start
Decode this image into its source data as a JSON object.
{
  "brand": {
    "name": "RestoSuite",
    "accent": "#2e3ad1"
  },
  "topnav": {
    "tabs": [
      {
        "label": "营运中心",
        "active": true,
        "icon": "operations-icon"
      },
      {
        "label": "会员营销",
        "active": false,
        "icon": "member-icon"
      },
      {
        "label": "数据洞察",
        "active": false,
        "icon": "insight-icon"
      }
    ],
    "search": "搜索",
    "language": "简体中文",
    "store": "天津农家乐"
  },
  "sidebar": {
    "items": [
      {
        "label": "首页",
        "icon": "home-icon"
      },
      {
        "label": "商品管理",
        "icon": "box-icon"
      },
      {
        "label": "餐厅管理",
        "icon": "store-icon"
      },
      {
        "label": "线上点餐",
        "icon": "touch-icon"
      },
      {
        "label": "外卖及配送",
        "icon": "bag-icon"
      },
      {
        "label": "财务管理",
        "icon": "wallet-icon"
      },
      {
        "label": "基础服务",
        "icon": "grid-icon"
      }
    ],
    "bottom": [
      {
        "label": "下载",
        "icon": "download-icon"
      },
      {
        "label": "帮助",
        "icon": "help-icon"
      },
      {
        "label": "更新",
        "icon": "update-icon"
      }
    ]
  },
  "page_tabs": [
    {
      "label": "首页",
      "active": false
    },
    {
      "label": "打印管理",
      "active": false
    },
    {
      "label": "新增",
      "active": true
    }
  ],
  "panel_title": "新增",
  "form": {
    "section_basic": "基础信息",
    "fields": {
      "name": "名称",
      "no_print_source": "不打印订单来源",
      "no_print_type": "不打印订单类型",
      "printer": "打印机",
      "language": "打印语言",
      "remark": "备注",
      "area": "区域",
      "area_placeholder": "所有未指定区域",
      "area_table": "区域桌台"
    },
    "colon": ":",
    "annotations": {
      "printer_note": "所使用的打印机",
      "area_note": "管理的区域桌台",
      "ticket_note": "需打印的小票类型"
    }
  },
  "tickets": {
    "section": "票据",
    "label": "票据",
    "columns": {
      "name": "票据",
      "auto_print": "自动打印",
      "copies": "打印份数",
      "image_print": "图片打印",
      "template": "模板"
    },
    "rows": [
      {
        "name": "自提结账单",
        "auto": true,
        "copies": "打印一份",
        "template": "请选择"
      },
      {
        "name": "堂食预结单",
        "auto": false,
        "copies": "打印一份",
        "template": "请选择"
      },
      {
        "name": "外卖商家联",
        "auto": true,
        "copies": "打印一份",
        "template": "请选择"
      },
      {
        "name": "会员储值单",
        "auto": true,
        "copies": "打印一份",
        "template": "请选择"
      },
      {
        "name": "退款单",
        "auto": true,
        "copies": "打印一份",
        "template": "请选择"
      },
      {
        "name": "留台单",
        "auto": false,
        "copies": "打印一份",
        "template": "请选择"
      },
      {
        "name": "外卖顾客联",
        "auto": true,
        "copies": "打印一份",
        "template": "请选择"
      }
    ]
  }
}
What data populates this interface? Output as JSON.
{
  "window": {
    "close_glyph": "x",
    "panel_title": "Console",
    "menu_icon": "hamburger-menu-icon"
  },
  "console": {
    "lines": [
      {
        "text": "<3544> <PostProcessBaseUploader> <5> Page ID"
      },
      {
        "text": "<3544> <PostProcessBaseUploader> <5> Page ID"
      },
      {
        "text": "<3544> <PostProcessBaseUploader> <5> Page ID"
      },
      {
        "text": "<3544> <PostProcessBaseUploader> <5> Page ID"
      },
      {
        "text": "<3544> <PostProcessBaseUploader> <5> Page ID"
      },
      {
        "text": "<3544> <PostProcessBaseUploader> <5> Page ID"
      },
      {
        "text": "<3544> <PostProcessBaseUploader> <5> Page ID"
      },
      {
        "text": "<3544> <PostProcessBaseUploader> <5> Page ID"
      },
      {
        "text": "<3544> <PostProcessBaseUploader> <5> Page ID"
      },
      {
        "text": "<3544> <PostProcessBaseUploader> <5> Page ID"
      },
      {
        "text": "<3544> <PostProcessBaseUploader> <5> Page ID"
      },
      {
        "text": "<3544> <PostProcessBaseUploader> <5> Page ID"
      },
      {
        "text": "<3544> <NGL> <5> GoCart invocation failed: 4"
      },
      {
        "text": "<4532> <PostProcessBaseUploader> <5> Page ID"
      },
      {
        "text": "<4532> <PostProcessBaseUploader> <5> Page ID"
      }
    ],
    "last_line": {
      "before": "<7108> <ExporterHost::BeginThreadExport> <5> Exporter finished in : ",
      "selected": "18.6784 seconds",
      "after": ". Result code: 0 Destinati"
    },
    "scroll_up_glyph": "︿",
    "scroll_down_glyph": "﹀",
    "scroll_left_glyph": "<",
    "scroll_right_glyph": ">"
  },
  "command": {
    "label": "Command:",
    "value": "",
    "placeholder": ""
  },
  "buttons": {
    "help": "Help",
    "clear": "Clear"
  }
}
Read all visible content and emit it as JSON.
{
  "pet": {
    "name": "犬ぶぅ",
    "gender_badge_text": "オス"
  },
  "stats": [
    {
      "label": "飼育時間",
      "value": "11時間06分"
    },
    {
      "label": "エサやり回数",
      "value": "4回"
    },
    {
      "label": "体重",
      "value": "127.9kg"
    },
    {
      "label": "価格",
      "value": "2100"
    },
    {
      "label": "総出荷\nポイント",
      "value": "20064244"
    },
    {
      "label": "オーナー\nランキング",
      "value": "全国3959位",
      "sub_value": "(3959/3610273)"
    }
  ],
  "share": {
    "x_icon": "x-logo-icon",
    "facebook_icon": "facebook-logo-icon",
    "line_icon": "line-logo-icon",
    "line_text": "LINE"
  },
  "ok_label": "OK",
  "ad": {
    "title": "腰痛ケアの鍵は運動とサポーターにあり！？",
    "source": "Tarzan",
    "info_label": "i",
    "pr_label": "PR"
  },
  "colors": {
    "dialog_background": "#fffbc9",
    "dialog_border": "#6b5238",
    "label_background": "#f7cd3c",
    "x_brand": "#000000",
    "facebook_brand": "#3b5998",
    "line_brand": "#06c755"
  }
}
end
Extract, verbatim, the lines from the one containing "Read all visible content and emit it as JSON." through the last line of the listing above.

WORKED SOLUTION.
Read all visible content and emit it as JSON.
{
  "pet": {
    "name": "犬ぶぅ",
    "gender_badge_text": "オス"
  },
  "stats": [
    {
      "label": "飼育時間",
      "value": "11時間06分"
    },
    {
      "label": "エサやり回数",
      "value": "4回"
    },
    {
      "label": "体重",
      "value": "127.9kg"
    },
    {
      "label": "価格",
      "value": "2100"
    },
    {
      "label": "総出荷\nポイント",
      "value": "20064244"
    },
    {
      "label": "オーナー\nランキング",
      "value": "全国3959位",
      "sub_value": "(3959/3610273)"
    }
  ],
  "share": {
    "x_icon": "x-logo-icon",
    "facebook_icon": "facebook-logo-icon",
    "line_icon": "line-logo-icon",
    "line_text": "LINE"
  },
  "ok_label": "OK",
  "ad": {
    "title": "腰痛ケアの鍵は運動とサポーターにあり！？",
    "source": "Tarzan",
    "info_label": "i",
    "pr_label": "PR"
  },
  "colors": {
    "dialog_background": "#fffbc9",
    "dialog_border": "#6b5238",
    "label_background": "#f7cd3c",
    "x_brand": "#000000",
    "facebook_brand": "#3b5998",
    "line_brand": "#06c755"
  }
}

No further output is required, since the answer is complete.